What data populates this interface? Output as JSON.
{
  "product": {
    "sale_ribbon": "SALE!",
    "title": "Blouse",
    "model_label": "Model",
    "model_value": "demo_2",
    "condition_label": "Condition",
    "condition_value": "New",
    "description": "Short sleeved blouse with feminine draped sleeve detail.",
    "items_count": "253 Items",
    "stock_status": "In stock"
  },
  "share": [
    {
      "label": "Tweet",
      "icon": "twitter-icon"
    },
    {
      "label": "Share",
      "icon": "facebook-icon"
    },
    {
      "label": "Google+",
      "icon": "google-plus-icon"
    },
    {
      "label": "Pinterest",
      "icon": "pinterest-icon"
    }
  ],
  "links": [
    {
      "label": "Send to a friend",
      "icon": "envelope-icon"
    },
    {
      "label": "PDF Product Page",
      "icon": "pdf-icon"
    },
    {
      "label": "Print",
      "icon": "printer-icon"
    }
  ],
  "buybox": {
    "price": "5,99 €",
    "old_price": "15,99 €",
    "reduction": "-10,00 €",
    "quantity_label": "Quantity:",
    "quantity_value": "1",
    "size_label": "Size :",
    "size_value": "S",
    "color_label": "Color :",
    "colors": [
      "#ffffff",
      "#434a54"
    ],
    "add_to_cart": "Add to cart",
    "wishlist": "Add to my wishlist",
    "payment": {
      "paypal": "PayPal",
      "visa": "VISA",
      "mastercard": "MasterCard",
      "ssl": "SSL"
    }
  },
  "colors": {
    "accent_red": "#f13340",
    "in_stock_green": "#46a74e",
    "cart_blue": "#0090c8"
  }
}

Required task | All of the material must be reproduced exactly.

Response to this task |
What data populates this interface? Output as JSON.
{
  "product": {
    "sale_ribbon": "SALE!",
    "title": "Blouse",
    "model_label": "Model",
    "model_value": "demo_2",
    "condition_label": "Condition",
    "condition_value": "New",
    "description": "Short sleeved blouse with feminine draped sleeve detail.",
    "items_count": "253 Items",
    "stock_status": "In stock"
  },
  "share": [
    {
      "label": "Tweet",
      "icon": "twitter-icon"
    },
    {
      "label": "Share",
      "icon": "facebook-icon"
    },
    {
      "label": "Google+",
      "icon": "google-plus-icon"
    },
    {
      "label": "Pinterest",
      "icon": "pinterest-icon"
    }
  ],
  "links": [
    {
      "label": "Send to a friend",
      "icon": "envelope-icon"
    },
    {
      "label": "PDF Product Page",
      "icon": "pdf-icon"
    },
    {
      "label": "Print",
      "icon": "printer-icon"
    }
  ],
  "buybox": {
    "price": "5,99 €",
    "old_price": "15,99 €",
    "reduction": "-10,00 €",
    "quantity_label": "Quantity:",
    "quantity_value": "1",
    "size_label": "Size :",
    "size_value": "S",
    "color_label": "Color :",
    "colors": [
      "#ffffff",
      "#434a54"
    ],
    "add_to_cart": "Add to cart",
    "wishlist": "Add to my wishlist",
    "payment": {
      "paypal": "PayPal",
      "visa": "VISA",
      "mastercard": "MasterCard",
      "ssl": "SSL"
    }
  },
  "colors": {
    "accent_red": "#f13340",
    "in_stock_green": "#46a74e",
    "cart_blue": "#0090c8"
  }
}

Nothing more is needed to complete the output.